— Do this —
Return only the count of lines in which the word "Explicit" appears.

-- Start Extracted material --

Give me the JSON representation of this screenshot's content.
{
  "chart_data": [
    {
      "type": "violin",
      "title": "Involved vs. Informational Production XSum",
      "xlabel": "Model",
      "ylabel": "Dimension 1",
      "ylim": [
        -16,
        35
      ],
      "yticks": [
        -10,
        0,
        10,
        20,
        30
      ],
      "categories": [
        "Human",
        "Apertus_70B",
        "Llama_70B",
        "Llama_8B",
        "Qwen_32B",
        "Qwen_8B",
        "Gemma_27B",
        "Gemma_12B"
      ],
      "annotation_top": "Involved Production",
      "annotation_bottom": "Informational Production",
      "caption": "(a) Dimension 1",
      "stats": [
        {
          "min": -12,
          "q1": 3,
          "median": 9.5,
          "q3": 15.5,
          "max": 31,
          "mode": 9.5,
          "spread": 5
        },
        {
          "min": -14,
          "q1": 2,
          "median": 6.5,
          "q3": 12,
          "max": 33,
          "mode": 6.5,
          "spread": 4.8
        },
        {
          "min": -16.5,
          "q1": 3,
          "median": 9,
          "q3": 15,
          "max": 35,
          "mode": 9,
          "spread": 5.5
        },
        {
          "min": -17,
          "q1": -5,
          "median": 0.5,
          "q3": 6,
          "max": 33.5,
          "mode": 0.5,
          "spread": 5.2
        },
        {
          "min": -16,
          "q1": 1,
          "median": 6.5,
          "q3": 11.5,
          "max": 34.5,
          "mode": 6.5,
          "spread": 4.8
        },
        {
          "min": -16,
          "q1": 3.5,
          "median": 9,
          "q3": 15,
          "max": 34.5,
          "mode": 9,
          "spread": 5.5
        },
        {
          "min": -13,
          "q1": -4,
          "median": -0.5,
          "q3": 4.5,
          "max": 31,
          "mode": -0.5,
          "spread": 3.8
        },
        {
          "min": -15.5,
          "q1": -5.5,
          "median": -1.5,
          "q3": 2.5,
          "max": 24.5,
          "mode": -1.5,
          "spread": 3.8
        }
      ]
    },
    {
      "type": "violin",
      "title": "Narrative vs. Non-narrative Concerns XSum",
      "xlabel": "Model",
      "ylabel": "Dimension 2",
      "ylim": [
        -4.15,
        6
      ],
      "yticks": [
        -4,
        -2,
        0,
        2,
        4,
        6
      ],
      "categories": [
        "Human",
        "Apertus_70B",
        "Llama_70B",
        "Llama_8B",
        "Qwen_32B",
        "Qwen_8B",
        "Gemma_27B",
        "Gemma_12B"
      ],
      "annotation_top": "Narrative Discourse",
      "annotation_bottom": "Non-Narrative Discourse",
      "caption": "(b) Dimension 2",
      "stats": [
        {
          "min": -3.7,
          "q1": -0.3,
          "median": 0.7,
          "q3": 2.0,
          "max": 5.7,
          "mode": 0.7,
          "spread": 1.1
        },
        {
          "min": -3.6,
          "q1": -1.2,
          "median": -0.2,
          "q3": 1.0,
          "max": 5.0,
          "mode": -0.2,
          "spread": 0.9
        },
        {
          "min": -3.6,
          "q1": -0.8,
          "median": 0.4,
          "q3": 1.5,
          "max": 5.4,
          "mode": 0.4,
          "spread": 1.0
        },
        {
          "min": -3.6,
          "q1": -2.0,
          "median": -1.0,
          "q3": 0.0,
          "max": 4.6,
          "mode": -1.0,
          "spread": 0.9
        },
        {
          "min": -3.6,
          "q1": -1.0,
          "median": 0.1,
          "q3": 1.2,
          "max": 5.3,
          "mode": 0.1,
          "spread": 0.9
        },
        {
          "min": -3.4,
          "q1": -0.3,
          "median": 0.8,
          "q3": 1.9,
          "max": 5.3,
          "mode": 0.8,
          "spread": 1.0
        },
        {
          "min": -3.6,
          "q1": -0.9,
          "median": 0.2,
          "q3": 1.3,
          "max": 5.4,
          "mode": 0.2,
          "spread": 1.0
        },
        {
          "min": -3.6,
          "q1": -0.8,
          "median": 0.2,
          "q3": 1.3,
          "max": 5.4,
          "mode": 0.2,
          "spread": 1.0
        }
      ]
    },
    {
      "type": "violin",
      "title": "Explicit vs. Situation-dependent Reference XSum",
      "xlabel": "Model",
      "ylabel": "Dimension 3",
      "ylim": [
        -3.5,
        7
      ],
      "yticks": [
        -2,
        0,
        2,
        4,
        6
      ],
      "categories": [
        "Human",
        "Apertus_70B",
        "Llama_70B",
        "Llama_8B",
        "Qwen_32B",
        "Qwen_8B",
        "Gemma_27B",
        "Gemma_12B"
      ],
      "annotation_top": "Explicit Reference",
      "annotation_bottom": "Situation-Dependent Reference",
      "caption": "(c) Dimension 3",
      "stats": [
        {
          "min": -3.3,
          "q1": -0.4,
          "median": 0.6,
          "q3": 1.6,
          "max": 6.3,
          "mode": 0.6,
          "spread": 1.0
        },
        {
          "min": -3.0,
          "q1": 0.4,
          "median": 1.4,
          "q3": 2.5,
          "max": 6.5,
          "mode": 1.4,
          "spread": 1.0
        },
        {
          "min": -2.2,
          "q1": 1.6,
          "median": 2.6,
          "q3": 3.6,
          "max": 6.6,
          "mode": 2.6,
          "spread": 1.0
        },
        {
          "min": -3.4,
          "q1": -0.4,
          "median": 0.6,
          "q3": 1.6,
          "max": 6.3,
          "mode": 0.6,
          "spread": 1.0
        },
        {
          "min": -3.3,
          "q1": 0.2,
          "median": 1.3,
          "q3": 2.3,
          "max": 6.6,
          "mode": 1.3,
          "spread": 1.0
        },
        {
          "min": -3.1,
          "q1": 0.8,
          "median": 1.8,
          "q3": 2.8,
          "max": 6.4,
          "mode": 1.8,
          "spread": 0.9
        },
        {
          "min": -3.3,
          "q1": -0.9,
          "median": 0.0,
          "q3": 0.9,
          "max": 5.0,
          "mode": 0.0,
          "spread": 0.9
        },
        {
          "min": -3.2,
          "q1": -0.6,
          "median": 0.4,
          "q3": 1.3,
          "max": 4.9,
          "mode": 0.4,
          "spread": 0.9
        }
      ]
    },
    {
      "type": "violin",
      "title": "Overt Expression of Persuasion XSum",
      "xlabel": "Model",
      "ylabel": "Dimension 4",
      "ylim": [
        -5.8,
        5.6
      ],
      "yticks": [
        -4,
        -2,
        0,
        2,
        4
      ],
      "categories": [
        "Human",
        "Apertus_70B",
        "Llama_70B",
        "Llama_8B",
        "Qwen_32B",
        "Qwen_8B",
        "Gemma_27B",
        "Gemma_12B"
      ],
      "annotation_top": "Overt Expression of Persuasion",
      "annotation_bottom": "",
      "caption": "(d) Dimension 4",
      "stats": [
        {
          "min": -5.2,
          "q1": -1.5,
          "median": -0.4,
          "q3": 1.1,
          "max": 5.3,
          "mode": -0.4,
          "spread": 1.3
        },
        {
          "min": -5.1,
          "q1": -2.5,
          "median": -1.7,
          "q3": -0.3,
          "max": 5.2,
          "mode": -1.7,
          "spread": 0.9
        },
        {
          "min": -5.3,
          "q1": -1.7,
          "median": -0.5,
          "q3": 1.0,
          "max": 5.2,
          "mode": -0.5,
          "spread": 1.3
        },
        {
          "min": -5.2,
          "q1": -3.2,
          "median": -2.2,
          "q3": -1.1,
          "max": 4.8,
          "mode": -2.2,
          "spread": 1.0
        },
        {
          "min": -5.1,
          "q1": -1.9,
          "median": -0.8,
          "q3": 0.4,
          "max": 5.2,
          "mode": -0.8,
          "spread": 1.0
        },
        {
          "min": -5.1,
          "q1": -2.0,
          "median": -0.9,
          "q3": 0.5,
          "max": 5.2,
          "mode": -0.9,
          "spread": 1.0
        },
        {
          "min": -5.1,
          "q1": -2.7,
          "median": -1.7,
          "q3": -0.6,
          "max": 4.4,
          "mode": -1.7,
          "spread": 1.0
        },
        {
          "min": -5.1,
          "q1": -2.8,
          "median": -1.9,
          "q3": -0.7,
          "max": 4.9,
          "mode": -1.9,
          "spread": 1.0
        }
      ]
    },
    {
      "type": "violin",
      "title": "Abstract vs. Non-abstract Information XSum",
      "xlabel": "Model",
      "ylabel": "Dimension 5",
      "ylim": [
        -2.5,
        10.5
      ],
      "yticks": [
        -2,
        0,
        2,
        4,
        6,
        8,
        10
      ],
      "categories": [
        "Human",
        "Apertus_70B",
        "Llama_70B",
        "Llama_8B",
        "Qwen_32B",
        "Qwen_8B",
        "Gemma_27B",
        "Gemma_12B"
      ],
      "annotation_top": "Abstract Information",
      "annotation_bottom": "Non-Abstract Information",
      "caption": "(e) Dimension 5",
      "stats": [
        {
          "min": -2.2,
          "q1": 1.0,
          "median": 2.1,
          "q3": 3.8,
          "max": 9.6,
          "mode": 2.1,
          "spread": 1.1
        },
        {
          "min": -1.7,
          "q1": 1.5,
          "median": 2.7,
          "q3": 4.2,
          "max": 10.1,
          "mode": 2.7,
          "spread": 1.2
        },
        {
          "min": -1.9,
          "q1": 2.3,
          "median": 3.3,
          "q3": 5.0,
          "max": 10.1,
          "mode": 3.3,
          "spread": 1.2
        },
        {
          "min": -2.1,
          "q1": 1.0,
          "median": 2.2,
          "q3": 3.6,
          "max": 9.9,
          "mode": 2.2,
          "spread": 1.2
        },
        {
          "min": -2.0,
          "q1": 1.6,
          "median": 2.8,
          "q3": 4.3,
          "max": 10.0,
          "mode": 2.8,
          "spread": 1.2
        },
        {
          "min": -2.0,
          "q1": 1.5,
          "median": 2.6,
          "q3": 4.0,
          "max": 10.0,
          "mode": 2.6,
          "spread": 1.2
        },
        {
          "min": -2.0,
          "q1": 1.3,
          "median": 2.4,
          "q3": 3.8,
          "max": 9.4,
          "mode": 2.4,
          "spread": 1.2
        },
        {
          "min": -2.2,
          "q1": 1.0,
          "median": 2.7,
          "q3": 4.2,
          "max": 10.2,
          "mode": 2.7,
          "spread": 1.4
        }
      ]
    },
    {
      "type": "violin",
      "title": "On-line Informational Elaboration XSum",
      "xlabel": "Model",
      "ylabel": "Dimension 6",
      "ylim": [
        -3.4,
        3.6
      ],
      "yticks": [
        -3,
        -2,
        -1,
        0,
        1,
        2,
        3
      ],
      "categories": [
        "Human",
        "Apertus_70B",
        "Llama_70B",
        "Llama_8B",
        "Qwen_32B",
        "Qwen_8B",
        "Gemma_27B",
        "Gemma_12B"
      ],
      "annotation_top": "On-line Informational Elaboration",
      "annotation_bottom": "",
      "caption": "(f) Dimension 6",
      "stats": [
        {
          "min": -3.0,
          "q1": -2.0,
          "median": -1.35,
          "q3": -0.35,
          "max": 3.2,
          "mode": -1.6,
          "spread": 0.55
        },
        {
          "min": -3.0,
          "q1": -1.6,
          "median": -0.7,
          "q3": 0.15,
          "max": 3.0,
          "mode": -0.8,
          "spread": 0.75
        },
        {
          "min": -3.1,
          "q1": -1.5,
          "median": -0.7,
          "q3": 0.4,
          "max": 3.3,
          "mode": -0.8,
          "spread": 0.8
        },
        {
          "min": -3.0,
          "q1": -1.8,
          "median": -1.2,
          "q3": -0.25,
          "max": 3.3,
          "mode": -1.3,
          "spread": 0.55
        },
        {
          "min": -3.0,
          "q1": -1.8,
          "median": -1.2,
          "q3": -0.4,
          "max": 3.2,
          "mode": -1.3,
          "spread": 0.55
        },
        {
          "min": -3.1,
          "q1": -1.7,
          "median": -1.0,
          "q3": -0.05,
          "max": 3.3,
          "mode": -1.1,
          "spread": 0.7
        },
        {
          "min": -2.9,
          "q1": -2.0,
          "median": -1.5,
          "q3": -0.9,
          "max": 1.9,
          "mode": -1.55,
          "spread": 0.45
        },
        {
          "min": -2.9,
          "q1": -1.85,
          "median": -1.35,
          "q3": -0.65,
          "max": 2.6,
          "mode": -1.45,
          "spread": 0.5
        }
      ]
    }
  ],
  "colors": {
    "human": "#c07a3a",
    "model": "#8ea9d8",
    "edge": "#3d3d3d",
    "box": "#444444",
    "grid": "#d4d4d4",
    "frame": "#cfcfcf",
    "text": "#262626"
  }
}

-- End Extracted material --

— The reply —
2